### ENTRIES PROVIDED
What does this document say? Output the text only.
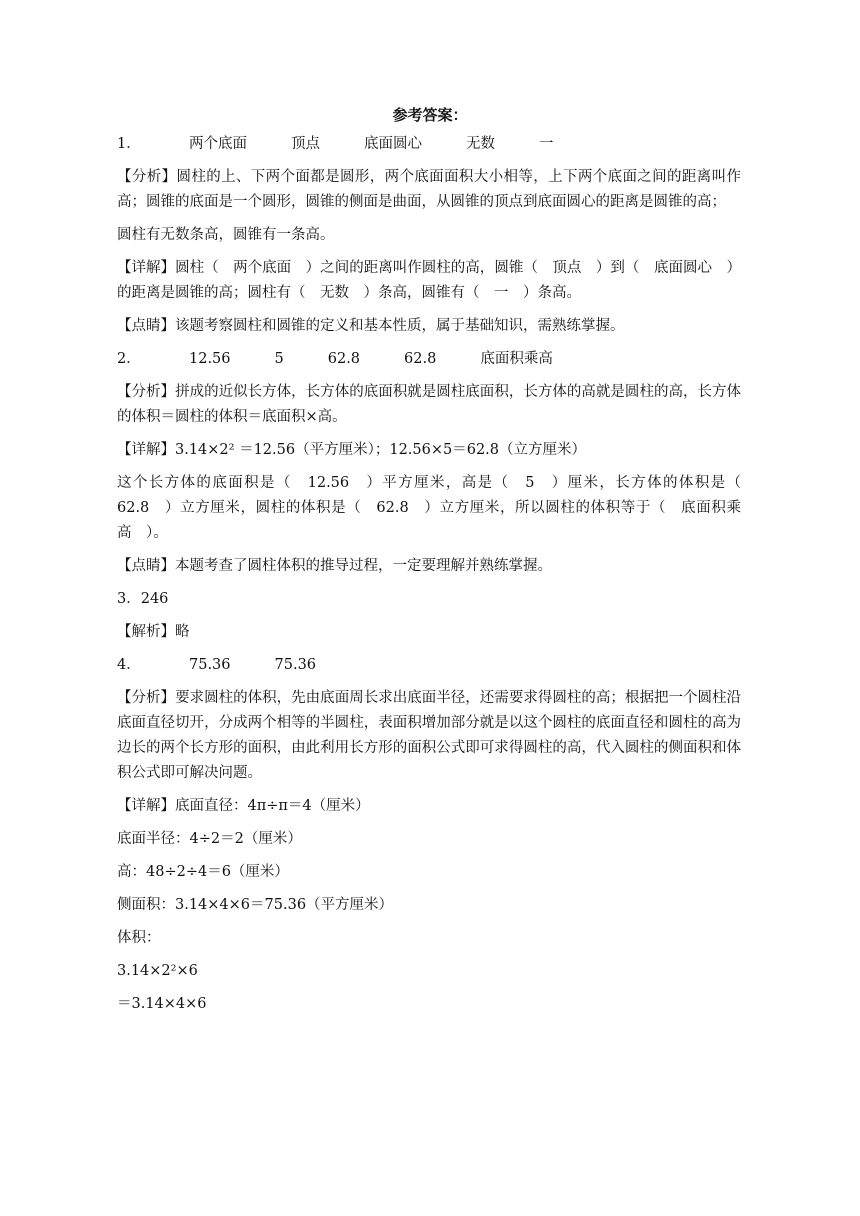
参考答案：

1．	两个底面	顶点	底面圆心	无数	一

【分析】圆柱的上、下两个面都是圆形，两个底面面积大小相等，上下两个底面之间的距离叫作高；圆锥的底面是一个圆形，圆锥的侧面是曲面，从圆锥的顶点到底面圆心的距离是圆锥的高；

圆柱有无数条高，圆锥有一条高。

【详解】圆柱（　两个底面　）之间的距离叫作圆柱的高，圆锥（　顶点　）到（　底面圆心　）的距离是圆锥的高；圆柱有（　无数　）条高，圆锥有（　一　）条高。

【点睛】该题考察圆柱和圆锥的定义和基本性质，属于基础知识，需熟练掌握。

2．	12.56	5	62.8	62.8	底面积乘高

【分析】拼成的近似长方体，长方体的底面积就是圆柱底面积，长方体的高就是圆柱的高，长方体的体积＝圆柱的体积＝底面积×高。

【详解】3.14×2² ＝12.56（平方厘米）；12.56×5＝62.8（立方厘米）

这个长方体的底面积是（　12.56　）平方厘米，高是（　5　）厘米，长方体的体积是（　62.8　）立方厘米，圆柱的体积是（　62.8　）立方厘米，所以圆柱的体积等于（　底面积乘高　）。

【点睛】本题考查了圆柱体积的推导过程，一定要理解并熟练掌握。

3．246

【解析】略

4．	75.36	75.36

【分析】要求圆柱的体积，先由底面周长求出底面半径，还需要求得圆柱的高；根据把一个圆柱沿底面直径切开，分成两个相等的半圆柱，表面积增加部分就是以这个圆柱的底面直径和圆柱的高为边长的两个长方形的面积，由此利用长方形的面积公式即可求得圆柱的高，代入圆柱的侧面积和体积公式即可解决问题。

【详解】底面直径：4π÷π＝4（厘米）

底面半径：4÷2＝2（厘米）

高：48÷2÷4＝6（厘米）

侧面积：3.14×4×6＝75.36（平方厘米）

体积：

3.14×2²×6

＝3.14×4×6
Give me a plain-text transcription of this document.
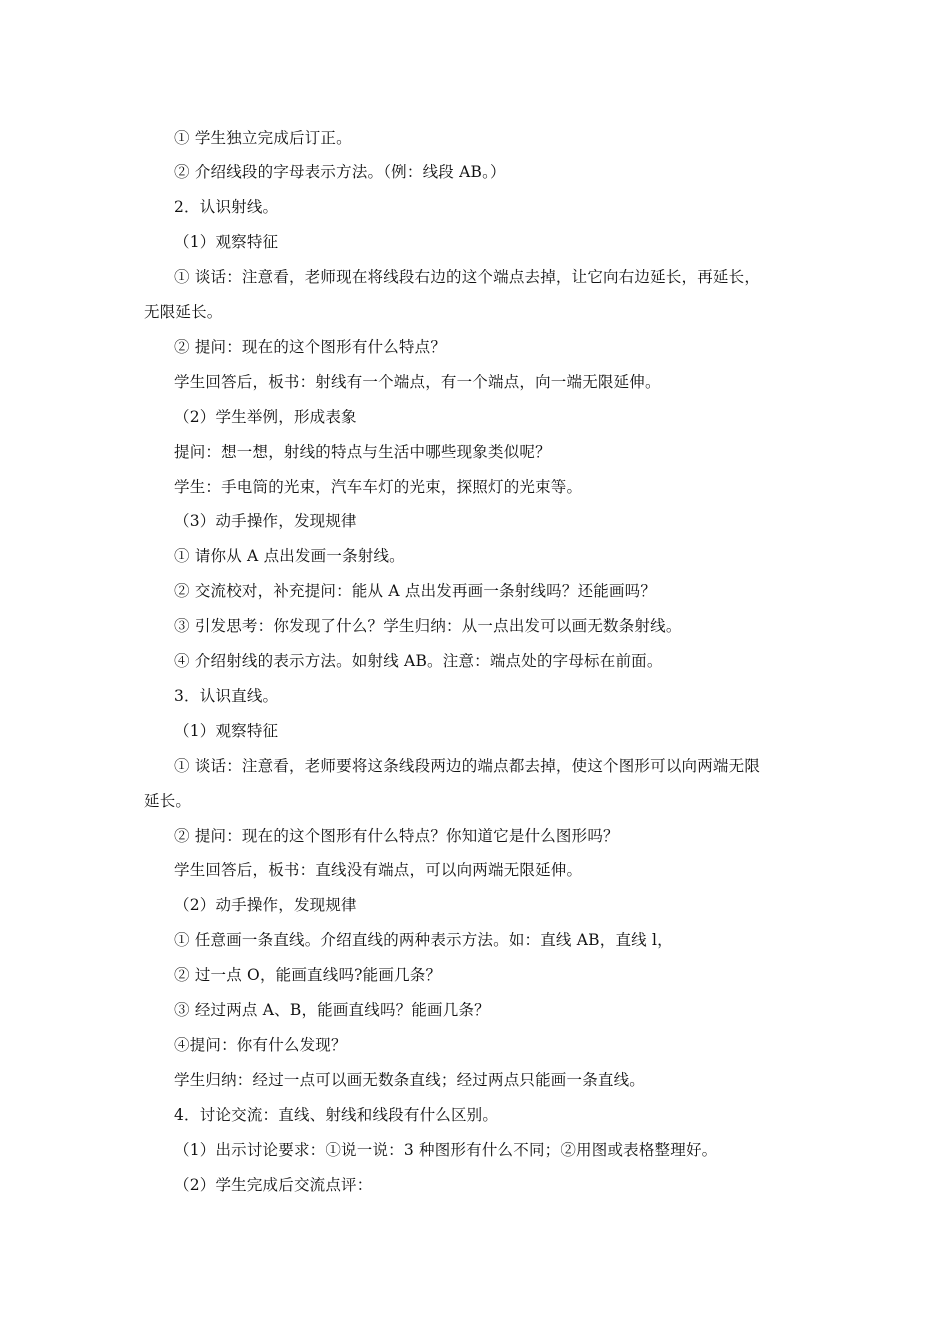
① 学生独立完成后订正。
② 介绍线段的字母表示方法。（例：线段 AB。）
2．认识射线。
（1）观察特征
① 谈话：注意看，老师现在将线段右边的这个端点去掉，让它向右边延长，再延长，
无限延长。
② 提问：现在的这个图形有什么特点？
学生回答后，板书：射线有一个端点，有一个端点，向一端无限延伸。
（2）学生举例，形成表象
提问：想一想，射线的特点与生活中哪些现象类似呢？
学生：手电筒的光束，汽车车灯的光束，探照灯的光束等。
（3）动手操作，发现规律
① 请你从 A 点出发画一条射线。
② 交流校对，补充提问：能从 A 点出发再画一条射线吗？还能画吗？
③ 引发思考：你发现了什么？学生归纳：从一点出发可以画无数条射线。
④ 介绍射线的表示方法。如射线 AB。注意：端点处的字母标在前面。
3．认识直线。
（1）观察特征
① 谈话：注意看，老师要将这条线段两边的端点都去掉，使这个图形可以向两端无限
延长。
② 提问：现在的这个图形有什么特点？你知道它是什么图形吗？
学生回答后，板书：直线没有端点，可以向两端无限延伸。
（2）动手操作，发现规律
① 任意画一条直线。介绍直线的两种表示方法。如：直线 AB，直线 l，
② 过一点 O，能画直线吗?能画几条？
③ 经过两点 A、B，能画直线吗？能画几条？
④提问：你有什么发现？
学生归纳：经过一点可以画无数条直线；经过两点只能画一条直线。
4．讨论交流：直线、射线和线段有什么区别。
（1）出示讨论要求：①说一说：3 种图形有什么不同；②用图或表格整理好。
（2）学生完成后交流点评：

### WHAT IS NEEDED
Every line in the data that holds "this" should be copied out.

### THE OUTPUT
What does this document say? Output the text only.
Give me a plain-text transcription of this document.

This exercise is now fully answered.